— JOB —
Output the full material exactly as it appears here.

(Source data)
********

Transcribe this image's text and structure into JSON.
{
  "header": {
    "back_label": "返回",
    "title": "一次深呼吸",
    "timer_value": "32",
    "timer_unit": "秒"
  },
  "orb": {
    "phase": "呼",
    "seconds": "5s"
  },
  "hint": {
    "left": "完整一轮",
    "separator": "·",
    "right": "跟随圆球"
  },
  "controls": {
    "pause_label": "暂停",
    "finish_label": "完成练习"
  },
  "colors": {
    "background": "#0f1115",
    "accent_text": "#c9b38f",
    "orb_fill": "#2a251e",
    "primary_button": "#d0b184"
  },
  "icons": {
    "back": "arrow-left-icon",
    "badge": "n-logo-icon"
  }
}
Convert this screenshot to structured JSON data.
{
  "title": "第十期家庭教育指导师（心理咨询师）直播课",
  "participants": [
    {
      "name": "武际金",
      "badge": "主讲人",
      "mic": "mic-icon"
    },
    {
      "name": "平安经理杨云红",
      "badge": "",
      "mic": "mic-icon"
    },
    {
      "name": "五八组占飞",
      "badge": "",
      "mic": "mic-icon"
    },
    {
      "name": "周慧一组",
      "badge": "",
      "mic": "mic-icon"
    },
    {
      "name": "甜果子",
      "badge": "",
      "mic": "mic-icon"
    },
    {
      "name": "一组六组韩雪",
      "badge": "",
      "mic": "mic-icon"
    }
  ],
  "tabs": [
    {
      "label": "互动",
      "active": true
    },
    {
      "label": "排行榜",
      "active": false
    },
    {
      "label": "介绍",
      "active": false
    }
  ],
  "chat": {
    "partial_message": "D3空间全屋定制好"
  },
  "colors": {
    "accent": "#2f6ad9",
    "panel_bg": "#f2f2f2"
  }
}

********

— FINISHED TASK —
Transcribe this image's text and structure into JSON.
{
  "header": {
    "back_label": "返回",
    "title": "一次深呼吸",
    "timer_value": "32",
    "timer_unit": "秒"
  },
  "orb": {
    "phase": "呼",
    "seconds": "5s"
  },
  "hint": {
    "left": "完整一轮",
    "separator": "·",
    "right": "跟随圆球"
  },
  "controls": {
    "pause_label": "暂停",
    "finish_label": "完成练习"
  },
  "colors": {
    "background": "#0f1115",
    "accent_text": "#c9b38f",
    "orb_fill": "#2a251e",
    "primary_button": "#d0b184"
  },
  "icons": {
    "back": "arrow-left-icon",
    "badge": "n-logo-icon"
  }
}
Convert this screenshot to structured JSON data.
{
  "title": "第十期家庭教育指导师（心理咨询师）直播课",
  "participants": [
    {
      "name": "武际金",
      "badge": "主讲人",
      "mic": "mic-icon"
    },
    {
      "name": "平安经理杨云红",
      "badge": "",
      "mic": "mic-icon"
    },
    {
      "name": "五八组占飞",
      "badge": "",
      "mic": "mic-icon"
    },
    {
      "name": "周慧一组",
      "badge": "",
      "mic": "mic-icon"
    },
    {
      "name": "甜果子",
      "badge": "",
      "mic": "mic-icon"
    },
    {
      "name": "一组六组韩雪",
      "badge": "",
      "mic": "mic-icon"
    }
  ],
  "tabs": [
    {
      "label": "互动",
      "active": true
    },
    {
      "label": "排行榜",
      "active": false
    },
    {
      "label": "介绍",
      "active": false
    }
  ],
  "chat": {
    "partial_message": "D3空间全屋定制好"
  },
  "colors": {
    "accent": "#2f6ad9",
    "panel_bg": "#f2f2f2"
  }
}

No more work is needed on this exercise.